Output the records exactly as they appear, with no pictures included.

## begin Material

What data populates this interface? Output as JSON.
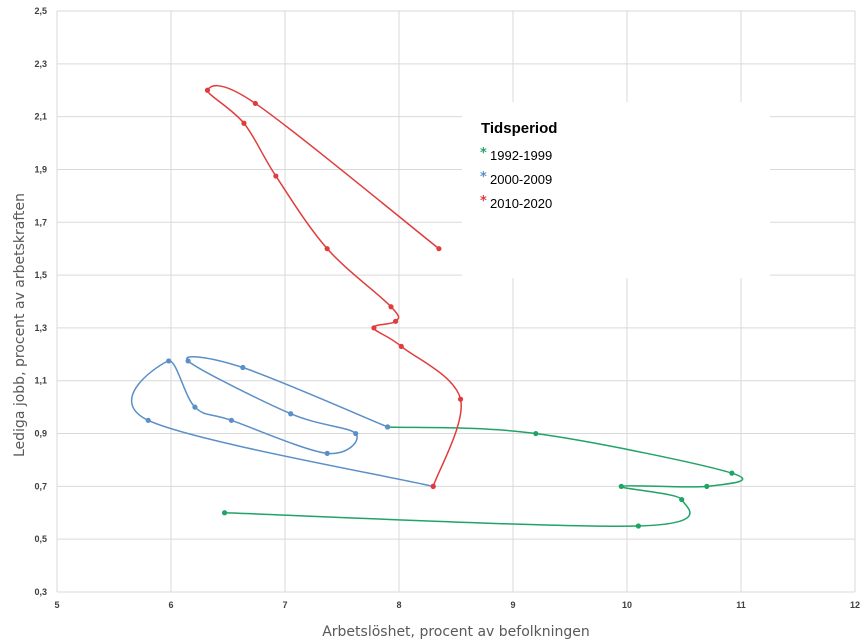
{
  "chart_data": {
    "type": "line",
    "xlabel": "Arbetslöshet, procent av befolkningen",
    "ylabel": "Lediga jobb, procent av arbetskraften",
    "xlim": [
      5,
      12
    ],
    "ylim": [
      0.3,
      2.5
    ],
    "x_ticks": [
      "5",
      "6",
      "7",
      "8",
      "9",
      "10",
      "11",
      "12"
    ],
    "y_ticks": [
      "0,3",
      "0,5",
      "0,7",
      "0,9",
      "1,1",
      "1,3",
      "1,5",
      "1,7",
      "1,9",
      "2,1",
      "2,3",
      "2,5"
    ],
    "grid": true,
    "legend": {
      "title": "Tidsperiod",
      "position": "top-center",
      "marker": "*"
    },
    "series": [
      {
        "name": "1992-1999",
        "color": "#21a366",
        "points": [
          [
            6.47,
            0.6
          ],
          [
            10.1,
            0.55
          ],
          [
            10.48,
            0.65
          ],
          [
            9.95,
            0.7
          ],
          [
            10.7,
            0.7
          ],
          [
            10.92,
            0.75
          ],
          [
            9.2,
            0.9
          ],
          [
            7.9,
            0.925
          ]
        ]
      },
      {
        "name": "2000-2009",
        "color": "#5b8fc7",
        "points": [
          [
            7.9,
            0.925
          ],
          [
            6.63,
            1.15
          ],
          [
            6.15,
            1.175
          ],
          [
            7.05,
            0.975
          ],
          [
            7.62,
            0.9
          ],
          [
            7.37,
            0.825
          ],
          [
            6.53,
            0.95
          ],
          [
            6.21,
            1.0
          ],
          [
            5.98,
            1.175
          ],
          [
            5.8,
            0.95
          ],
          [
            8.3,
            0.7
          ]
        ]
      },
      {
        "name": "2010-2020",
        "color": "#e03c3c",
        "points": [
          [
            8.3,
            0.7
          ],
          [
            8.54,
            1.03
          ],
          [
            8.02,
            1.23
          ],
          [
            7.78,
            1.3
          ],
          [
            7.97,
            1.325
          ],
          [
            7.93,
            1.38
          ],
          [
            7.37,
            1.6
          ],
          [
            6.92,
            1.875
          ],
          [
            6.64,
            2.075
          ],
          [
            6.32,
            2.2
          ],
          [
            6.74,
            2.15
          ],
          [
            8.35,
            1.6
          ]
        ]
      }
    ]
  }
}
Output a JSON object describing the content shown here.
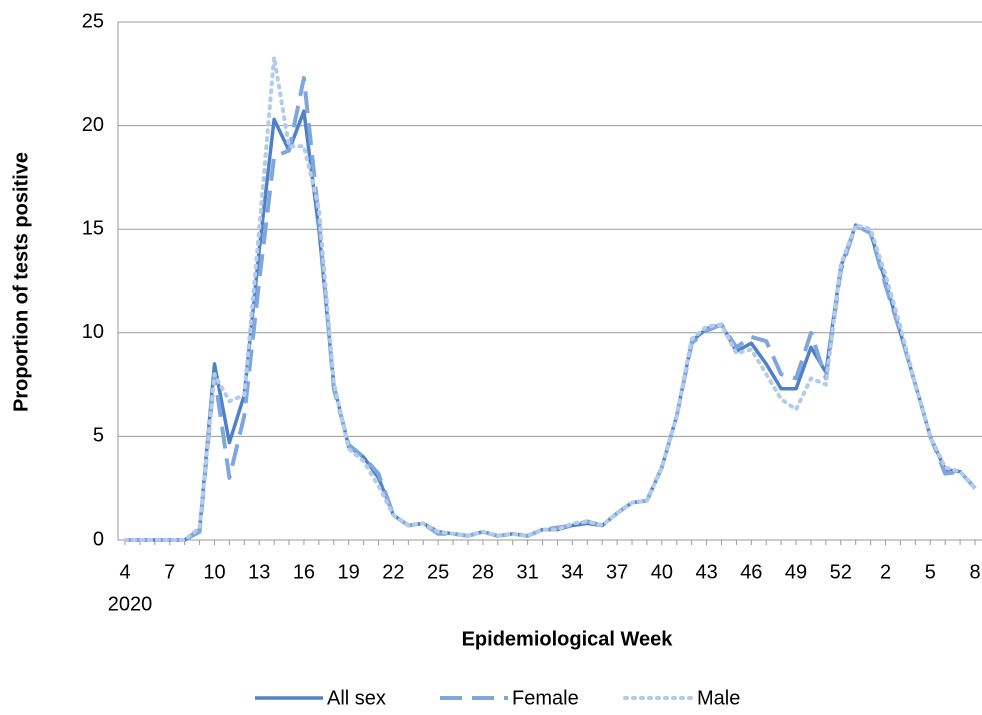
{
  "chart_data": {
    "type": "line",
    "x_title": "Epidemiological Week",
    "y_title": "Proportion of tests positive",
    "year_label": "2020",
    "categories": [
      "4",
      null,
      null,
      "7",
      null,
      null,
      "10",
      null,
      null,
      "13",
      null,
      null,
      "16",
      null,
      null,
      "19",
      null,
      null,
      "22",
      null,
      null,
      "25",
      null,
      null,
      "28",
      null,
      null,
      "31",
      null,
      null,
      "34",
      null,
      null,
      "37",
      null,
      null,
      "40",
      null,
      null,
      "43",
      null,
      null,
      "46",
      null,
      null,
      "49",
      null,
      null,
      "52",
      null,
      null,
      "2",
      null,
      null,
      "5",
      null,
      null,
      "8"
    ],
    "series": [
      {
        "name": "All sex",
        "color": "#4f81c7",
        "dash": "solid",
        "values": [
          0,
          0,
          0,
          0,
          0,
          0.5,
          8.5,
          4.7,
          7,
          14,
          20.3,
          18.8,
          20.7,
          15,
          7.5,
          4.5,
          4,
          3,
          1.2,
          0.7,
          0.8,
          0.4,
          0.3,
          0.2,
          0.4,
          0.2,
          0.3,
          0.2,
          0.5,
          0.5,
          0.7,
          0.8,
          0.7,
          1.3,
          1.8,
          1.9,
          3.5,
          6,
          9.6,
          10.2,
          10.4,
          9.1,
          9.5,
          8.5,
          7.3,
          7.3,
          9.3,
          8.1,
          13.2,
          15.2,
          14.8,
          12.5,
          10,
          7.5,
          5,
          3.4,
          3.3,
          2.5
        ]
      },
      {
        "name": "Female",
        "color": "#7fa7de",
        "dash": "dashed",
        "values": [
          0,
          0,
          0,
          0,
          0,
          0.4,
          8,
          3,
          6,
          12.5,
          18.5,
          18.8,
          22.3,
          15.5,
          7.3,
          4.6,
          4,
          3.2,
          1.2,
          0.7,
          0.8,
          0.3,
          0.3,
          0.2,
          0.4,
          0.2,
          0.3,
          0.2,
          0.5,
          0.6,
          0.7,
          0.9,
          0.7,
          1.3,
          1.8,
          1.9,
          3.5,
          6,
          9.5,
          10.1,
          10.4,
          9.3,
          9.8,
          9.6,
          8,
          7.8,
          10,
          7.8,
          13,
          15.2,
          14.8,
          12.3,
          10,
          7.5,
          5,
          3.2,
          3.3,
          2.5
        ]
      },
      {
        "name": "Male",
        "color": "#b4cbe9",
        "dash": "dotted",
        "values": [
          0,
          0,
          0,
          0,
          0,
          0.6,
          8,
          6.7,
          7,
          15,
          23.3,
          19,
          19,
          16,
          7.6,
          4.4,
          3.8,
          2.6,
          1.2,
          0.7,
          0.8,
          0.4,
          0.3,
          0.2,
          0.4,
          0.2,
          0.3,
          0.2,
          0.5,
          0.5,
          0.8,
          0.9,
          0.7,
          1.3,
          1.8,
          1.9,
          3.5,
          6,
          9.7,
          10.3,
          10.4,
          9,
          9.2,
          8,
          6.8,
          6.3,
          7.8,
          7.5,
          13.3,
          15.2,
          15,
          12.8,
          10.3,
          7.5,
          5,
          3.5,
          3.3,
          2.5
        ]
      }
    ],
    "ylim": [
      0,
      25
    ],
    "yticks": [
      0,
      5,
      10,
      15,
      20,
      25
    ],
    "grid": true,
    "legend": "bottom"
  }
}
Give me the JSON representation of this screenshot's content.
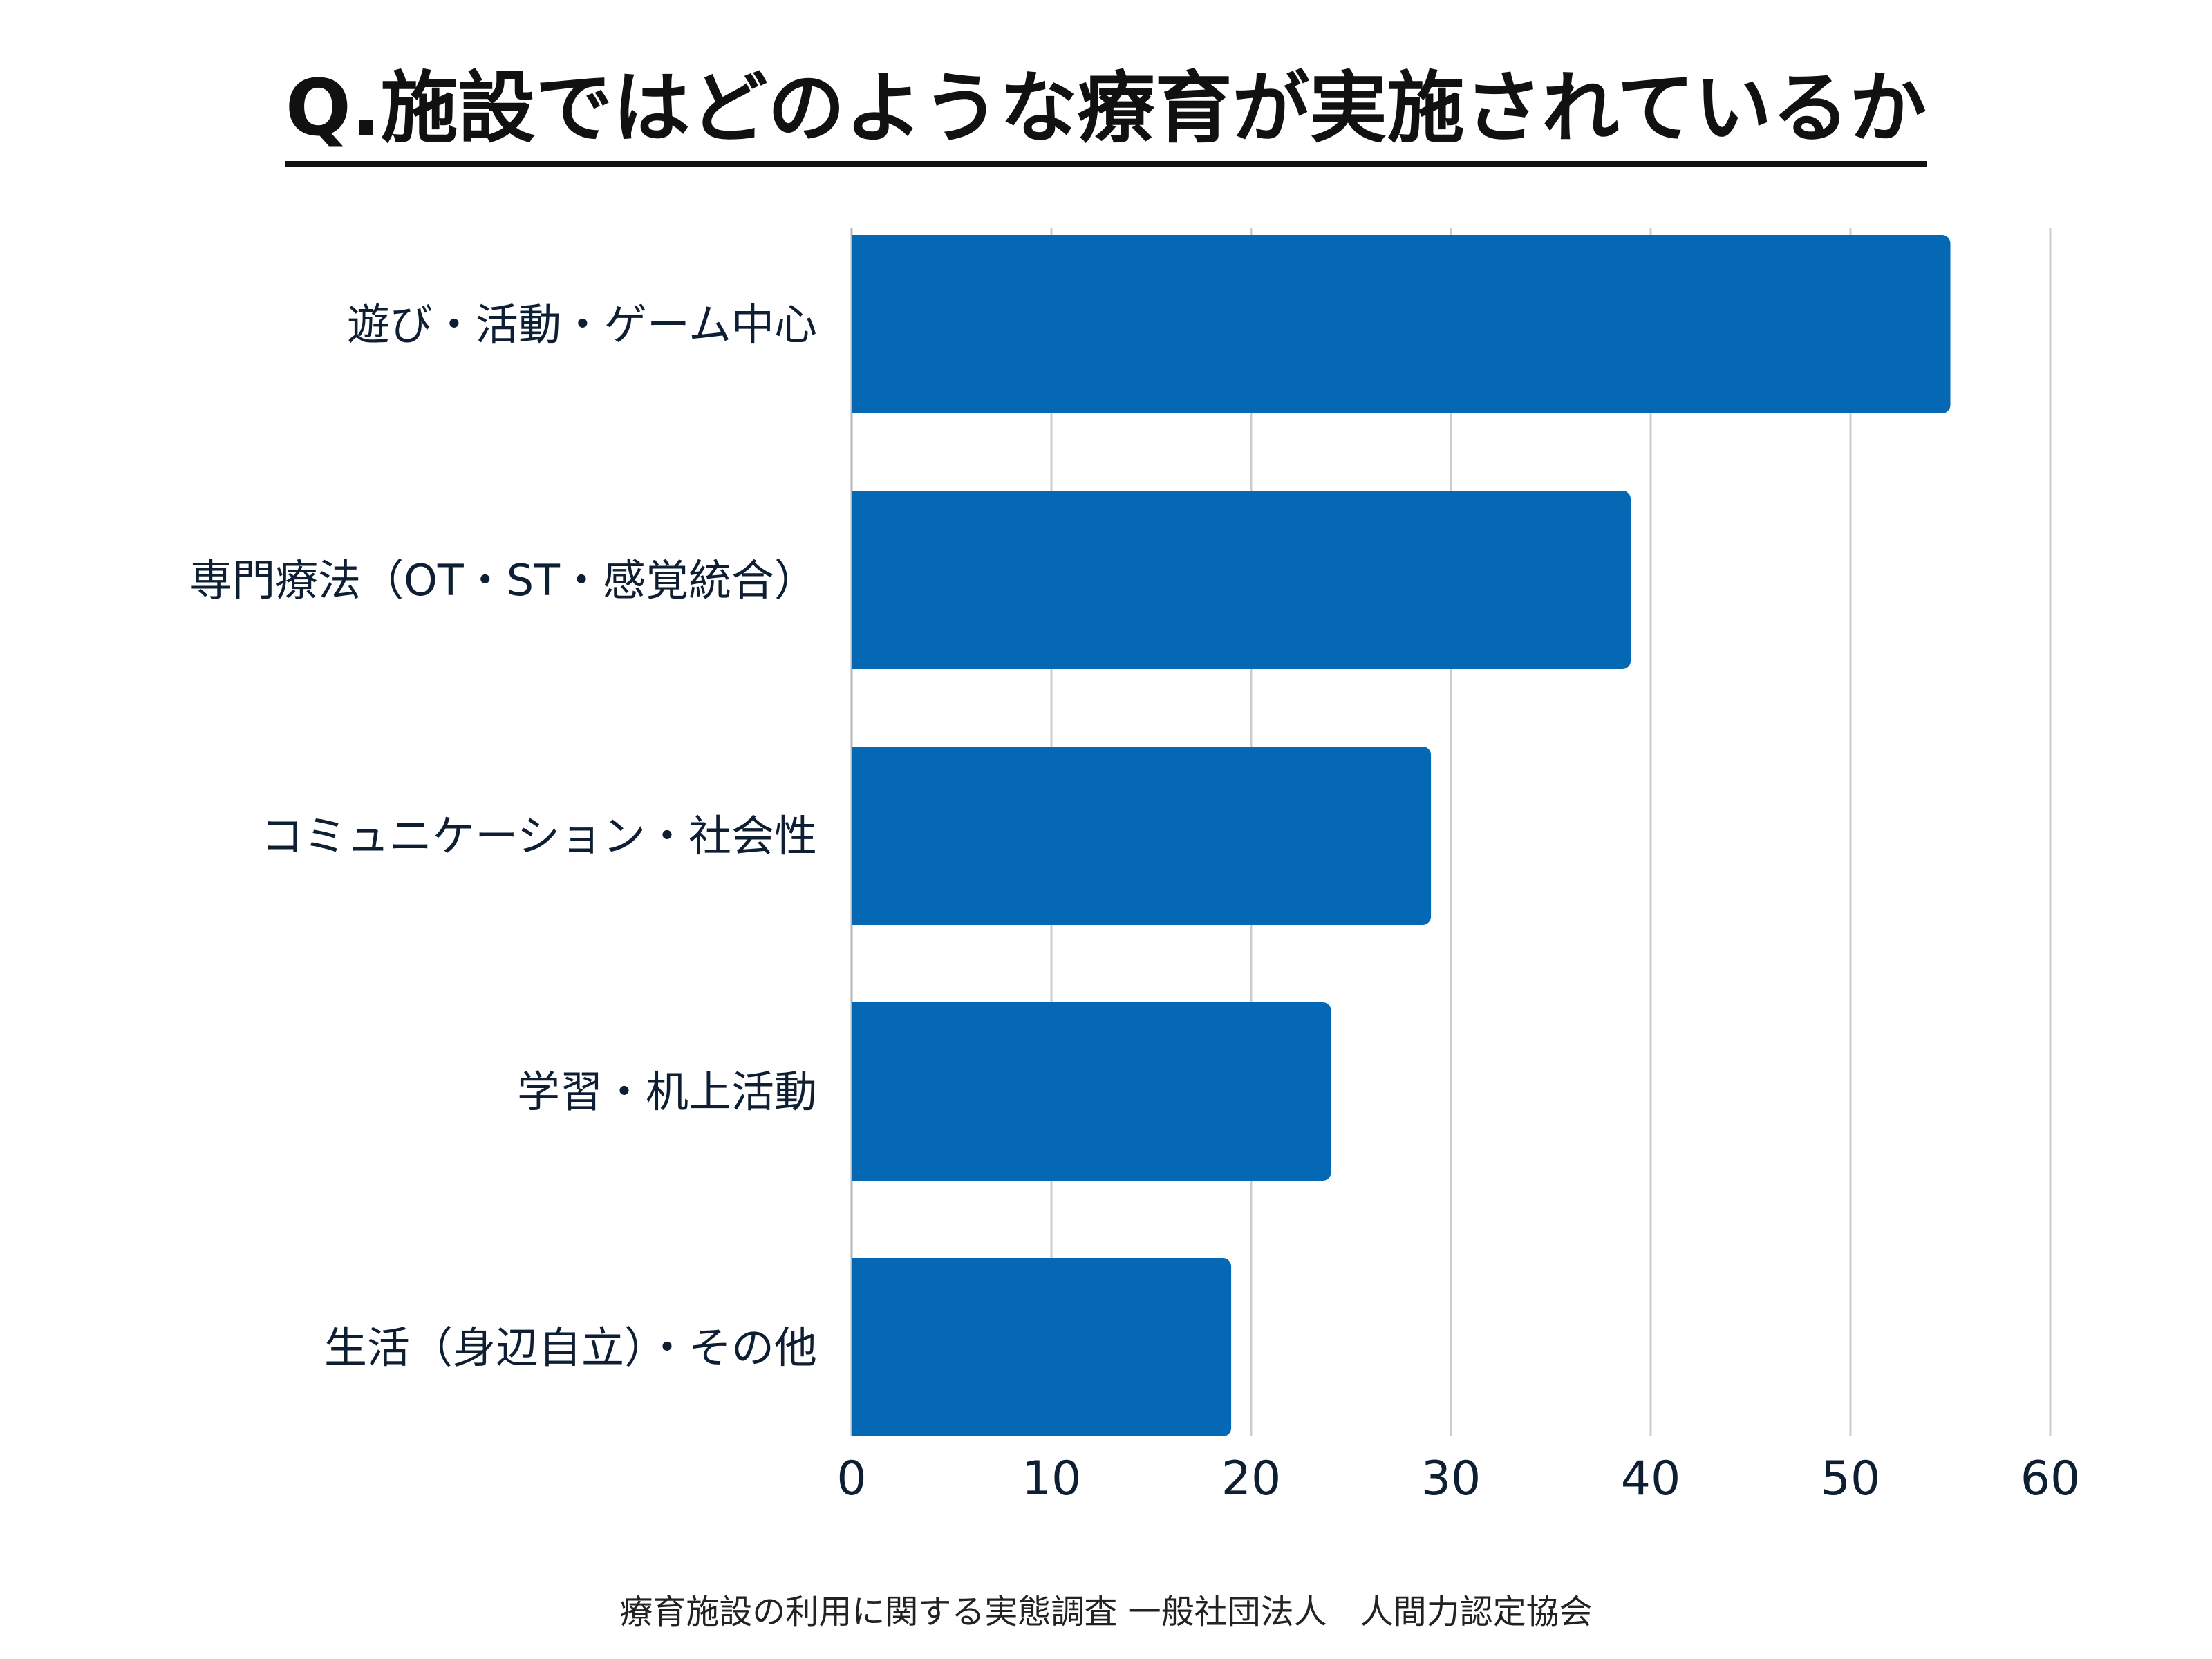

## end Material

● **Task output**:
What data populates this interface? Output as JSON.
{
  "chart_data": {
    "type": "line",
    "xlabel": "Arbetslöshet, procent av befolkningen",
    "ylabel": "Lediga jobb, procent av arbetskraften",
    "xlim": [
      5,
      12
    ],
    "ylim": [
      0.3,
      2.5
    ],
    "x_ticks": [
      "5",
      "6",
      "7",
      "8",
      "9",
      "10",
      "11",
      "12"
    ],
    "y_ticks": [
      "0,3",
      "0,5",
      "0,7",
      "0,9",
      "1,1",
      "1,3",
      "1,5",
      "1,7",
      "1,9",
      "2,1",
      "2,3",
      "2,5"
    ],
    "grid": true,
    "legend": {
      "title": "Tidsperiod",
      "position": "top-center",
      "marker": "*"
    },
    "series": [
      {
        "name": "1992-1999",
        "color": "#21a366",
        "points": [
          [
            6.47,
            0.6
          ],
          [
            10.1,
            0.55
          ],
          [
            10.48,
            0.65
          ],
          [
            9.95,
            0.7
          ],
          [
            10.7,
            0.7
          ],
          [
            10.92,
            0.75
          ],
          [
            9.2,
            0.9
          ],
          [
            7.9,
            0.925
          ]
        ]
      },
      {
        "name": "2000-2009",
        "color": "#5b8fc7",
        "points": [
          [
            7.9,
            0.925
          ],
          [
            6.63,
            1.15
          ],
          [
            6.15,
            1.175
          ],
          [
            7.05,
            0.975
          ],
          [
            7.62,
            0.9
          ],
          [
            7.37,
            0.825
          ],
          [
            6.53,
            0.95
          ],
          [
            6.21,
            1.0
          ],
          [
            5.98,
            1.175
          ],
          [
            5.8,
            0.95
          ],
          [
            8.3,
            0.7
          ]
        ]
      },
      {
        "name": "2010-2020",
        "color": "#e03c3c",
        "points": [
          [
            8.3,
            0.7
          ],
          [
            8.54,
            1.03
          ],
          [
            8.02,
            1.23
          ],
          [
            7.78,
            1.3
          ],
          [
            7.97,
            1.325
          ],
          [
            7.93,
            1.38
          ],
          [
            7.37,
            1.6
          ],
          [
            6.92,
            1.875
          ],
          [
            6.64,
            2.075
          ],
          [
            6.32,
            2.2
          ],
          [
            6.74,
            2.15
          ],
          [
            8.35,
            1.6
          ]
        ]
      }
    ]
  }
}
Output a JSON object describing the content shown here.
{
  "chart_data": {
    "type": "line",
    "x_title": "Epidemiological Week",
    "y_title": "Proportion of tests positive",
    "year_label": "2020",
    "categories": [
      "4",
      null,
      null,
      "7",
      null,
      null,
      "10",
      null,
      null,
      "13",
      null,
      null,
      "16",
      null,
      null,
      "19",
      null,
      null,
      "22",
      null,
      null,
      "25",
      null,
      null,
      "28",
      null,
      null,
      "31",
      null,
      null,
      "34",
      null,
      null,
      "37",
      null,
      null,
      "40",
      null,
      null,
      "43",
      null,
      null,
      "46",
      null,
      null,
      "49",
      null,
      null,
      "52",
      null,
      null,
      "2",
      null,
      null,
      "5",
      null,
      null,
      "8"
    ],
    "series": [
      {
        "name": "All sex",
        "color": "#4f81c7",
        "dash": "solid",
        "values": [
          0,
          0,
          0,
          0,
          0,
          0.5,
          8.5,
          4.7,
          7,
          14,
          20.3,
          18.8,
          20.7,
          15,
          7.5,
          4.5,
          4,
          3,
          1.2,
          0.7,
          0.8,
          0.4,
          0.3,
          0.2,
          0.4,
          0.2,
          0.3,
          0.2,
          0.5,
          0.5,
          0.7,
          0.8,
          0.7,
          1.3,
          1.8,
          1.9,
          3.5,
          6,
          9.6,
          10.2,
          10.4,
          9.1,
          9.5,
          8.5,
          7.3,
          7.3,
          9.3,
          8.1,
          13.2,
          15.2,
          14.8,
          12.5,
          10,
          7.5,
          5,
          3.4,
          3.3,
          2.5
        ]
      },
      {
        "name": "Female",
        "color": "#7fa7de",
        "dash": "dashed",
        "values": [
          0,
          0,
          0,
          0,
          0,
          0.4,
          8,
          3,
          6,
          12.5,
          18.5,
          18.8,
          22.3,
          15.5,
          7.3,
          4.6,
          4,
          3.2,
          1.2,
          0.7,
          0.8,
          0.3,
          0.3,
          0.2,
          0.4,
          0.2,
          0.3,
          0.2,
          0.5,
          0.6,
          0.7,
          0.9,
          0.7,
          1.3,
          1.8,
          1.9,
          3.5,
          6,
          9.5,
          10.1,
          10.4,
          9.3,
          9.8,
          9.6,
          8,
          7.8,
          10,
          7.8,
          13,
          15.2,
          14.8,
          12.3,
          10,
          7.5,
          5,
          3.2,
          3.3,
          2.5
        ]
      },
      {
        "name": "Male",
        "color": "#b4cbe9",
        "dash": "dotted",
        "values": [
          0,
          0,
          0,
          0,
          0,
          0.6,
          8,
          6.7,
          7,
          15,
          23.3,
          19,
          19,
          16,
          7.6,
          4.4,
          3.8,
          2.6,
          1.2,
          0.7,
          0.8,
          0.4,
          0.3,
          0.2,
          0.4,
          0.2,
          0.3,
          0.2,
          0.5,
          0.5,
          0.8,
          0.9,
          0.7,
          1.3,
          1.8,
          1.9,
          3.5,
          6,
          9.7,
          10.3,
          10.4,
          9,
          9.2,
          8,
          6.8,
          6.3,
          7.8,
          7.5,
          13.3,
          15.2,
          15,
          12.8,
          10.3,
          7.5,
          5,
          3.5,
          3.3,
          2.5
        ]
      }
    ],
    "ylim": [
      0,
      25
    ],
    "yticks": [
      0,
      5,
      10,
      15,
      20,
      25
    ],
    "grid": true,
    "legend": "bottom"
  }
}
Give me the JSON representation of this screenshot's content.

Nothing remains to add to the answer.